[Collection entries]
◇ ◇ ◇ ◇ ◇
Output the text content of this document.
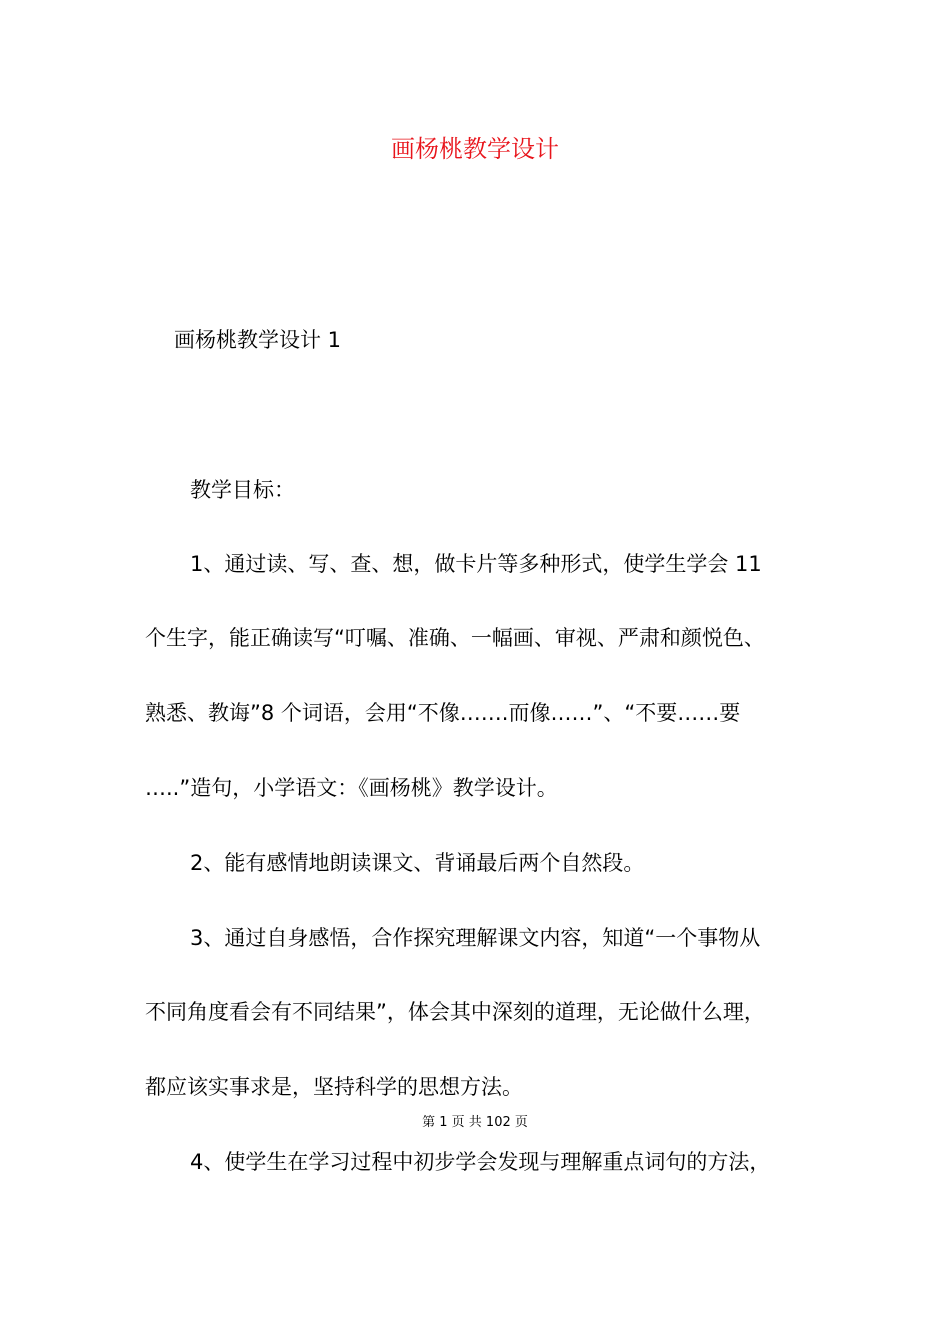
画杨桃教学设计
画杨桃教学设计 1

教学目标：

1、通过读、写、查、想，做卡片等多种形式，使学生学会 11

个生字，能正确读写“叮嘱、准确、一幅画、审视、严肃和颜悦色、

熟悉、教诲”8 个词语，会用“不像…….而像……”、“不要……要

…..”造句，小学语文：《画杨桃》教学设计。

2、能有感情地朗读课文、背诵最后两个自然段。

3、通过自身感悟，合作探究理解课文内容，知道“一个事物从

不同角度看会有不同结果”，体会其中深刻的道理，无论做什么理，

都应该实事求是，坚持科学的思想方法。

第 1 页 共 102 页

4、使学生在学习过程中初步学会发现与理解重点词句的方法，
◇ ◇ ◇ ◇ ◇
- **PROBLEM STATEMENT**
Without including any pictures, reproduce the listing exactly.

- **SOLUTION FOR THIS PROBLEM**
Output the text content of this document.
画杨桃教学设计
画杨桃教学设计 1

教学目标：

1、通过读、写、查、想，做卡片等多种形式，使学生学会 11

个生字，能正确读写“叮嘱、准确、一幅画、审视、严肃和颜悦色、

熟悉、教诲”8 个词语，会用“不像…….而像……”、“不要……要

…..”造句，小学语文：《画杨桃》教学设计。

2、能有感情地朗读课文、背诵最后两个自然段。

3、通过自身感悟，合作探究理解课文内容，知道“一个事物从

不同角度看会有不同结果”，体会其中深刻的道理，无论做什么理，

都应该实事求是，坚持科学的思想方法。

第 1 页 共 102 页

4、使学生在学习过程中初步学会发现与理解重点词句的方法，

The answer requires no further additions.